### Exercise description
Using the listing below, show all lines that hold the word "wichtig".

★ ★ ★

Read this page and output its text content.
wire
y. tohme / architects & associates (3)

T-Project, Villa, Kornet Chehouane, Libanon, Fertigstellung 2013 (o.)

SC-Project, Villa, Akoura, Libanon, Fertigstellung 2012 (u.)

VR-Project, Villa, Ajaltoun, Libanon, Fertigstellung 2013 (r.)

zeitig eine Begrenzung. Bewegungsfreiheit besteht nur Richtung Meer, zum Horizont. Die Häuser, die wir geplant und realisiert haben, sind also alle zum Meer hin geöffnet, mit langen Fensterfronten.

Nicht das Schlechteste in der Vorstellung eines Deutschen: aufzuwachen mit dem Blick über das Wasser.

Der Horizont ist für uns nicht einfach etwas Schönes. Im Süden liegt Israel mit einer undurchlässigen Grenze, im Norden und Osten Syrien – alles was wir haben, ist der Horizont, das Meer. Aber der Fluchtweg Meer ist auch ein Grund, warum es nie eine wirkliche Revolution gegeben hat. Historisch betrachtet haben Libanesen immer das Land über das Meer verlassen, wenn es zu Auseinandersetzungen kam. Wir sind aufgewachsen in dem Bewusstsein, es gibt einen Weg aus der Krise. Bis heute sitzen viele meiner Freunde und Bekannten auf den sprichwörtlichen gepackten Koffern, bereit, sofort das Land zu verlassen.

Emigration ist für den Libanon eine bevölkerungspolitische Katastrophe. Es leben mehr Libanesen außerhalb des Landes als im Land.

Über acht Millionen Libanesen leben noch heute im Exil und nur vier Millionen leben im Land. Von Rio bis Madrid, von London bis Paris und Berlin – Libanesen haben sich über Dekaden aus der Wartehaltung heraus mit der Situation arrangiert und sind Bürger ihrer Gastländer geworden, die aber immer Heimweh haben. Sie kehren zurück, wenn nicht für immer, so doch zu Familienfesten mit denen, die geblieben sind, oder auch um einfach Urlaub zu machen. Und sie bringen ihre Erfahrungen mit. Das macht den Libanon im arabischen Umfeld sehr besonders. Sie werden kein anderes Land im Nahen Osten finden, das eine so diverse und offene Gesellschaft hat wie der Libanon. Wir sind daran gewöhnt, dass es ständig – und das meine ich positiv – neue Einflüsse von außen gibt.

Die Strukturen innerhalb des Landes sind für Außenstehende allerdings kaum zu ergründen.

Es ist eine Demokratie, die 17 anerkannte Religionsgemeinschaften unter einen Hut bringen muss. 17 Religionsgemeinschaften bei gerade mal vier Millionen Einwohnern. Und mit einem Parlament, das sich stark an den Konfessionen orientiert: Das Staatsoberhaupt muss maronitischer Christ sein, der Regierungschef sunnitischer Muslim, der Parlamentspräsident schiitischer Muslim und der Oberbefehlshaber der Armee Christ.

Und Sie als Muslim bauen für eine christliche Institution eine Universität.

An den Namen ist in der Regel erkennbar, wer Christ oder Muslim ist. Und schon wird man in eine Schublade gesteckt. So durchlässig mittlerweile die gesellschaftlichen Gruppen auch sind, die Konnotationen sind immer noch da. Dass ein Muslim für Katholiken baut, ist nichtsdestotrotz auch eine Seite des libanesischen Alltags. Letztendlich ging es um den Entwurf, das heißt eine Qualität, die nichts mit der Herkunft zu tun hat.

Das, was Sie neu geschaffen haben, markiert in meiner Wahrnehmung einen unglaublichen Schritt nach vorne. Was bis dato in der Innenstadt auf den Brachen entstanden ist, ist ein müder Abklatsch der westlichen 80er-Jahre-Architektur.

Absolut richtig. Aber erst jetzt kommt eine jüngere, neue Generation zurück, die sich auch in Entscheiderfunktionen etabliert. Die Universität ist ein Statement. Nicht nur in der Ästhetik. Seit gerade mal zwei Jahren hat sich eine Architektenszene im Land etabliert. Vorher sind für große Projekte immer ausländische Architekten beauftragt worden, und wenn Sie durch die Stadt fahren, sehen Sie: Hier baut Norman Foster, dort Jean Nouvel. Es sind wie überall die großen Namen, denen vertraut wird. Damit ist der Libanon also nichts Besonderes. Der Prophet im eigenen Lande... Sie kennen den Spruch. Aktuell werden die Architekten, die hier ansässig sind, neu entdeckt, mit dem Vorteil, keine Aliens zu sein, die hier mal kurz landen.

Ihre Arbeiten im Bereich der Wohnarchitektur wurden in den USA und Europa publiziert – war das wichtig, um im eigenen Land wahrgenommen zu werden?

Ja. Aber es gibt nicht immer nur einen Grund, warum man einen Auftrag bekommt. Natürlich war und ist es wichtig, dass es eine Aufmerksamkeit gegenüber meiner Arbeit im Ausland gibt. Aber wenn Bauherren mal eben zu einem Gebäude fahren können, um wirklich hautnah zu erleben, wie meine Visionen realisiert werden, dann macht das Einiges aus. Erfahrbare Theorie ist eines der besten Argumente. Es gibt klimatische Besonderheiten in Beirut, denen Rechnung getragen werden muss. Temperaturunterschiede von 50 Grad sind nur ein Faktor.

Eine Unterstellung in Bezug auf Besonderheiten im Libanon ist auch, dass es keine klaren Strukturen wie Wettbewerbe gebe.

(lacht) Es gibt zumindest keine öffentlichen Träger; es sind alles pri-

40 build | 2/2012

★ ★ ★

### Response
Ihre Arbeiten im Bereich der Wohnarchitektur wurden in den USA und Europa publiziert – war das wichtig, um im eigenen Land wahrgenommen zu werden?
Ja. Aber es gibt nicht immer nur einen Grund, warum man einen Auftrag bekommt. Natürlich war und ist es wichtig, dass es eine Aufmerksamkeit gegenüber meiner Arbeit im Ausland gibt. Aber wenn Bauherren mal eben zu einem Gebäude fahren können, um wirklich hautnah zu erleben, wie meine Visionen realisiert werden, dann macht das Einiges aus. Erfahrbare Theorie ist eines der besten Argumente. Es gibt klimatische Besonderheiten in Beirut, denen Rechnung getragen werden muss. Temperaturunterschiede von 50 Grad sind nur ein Faktor.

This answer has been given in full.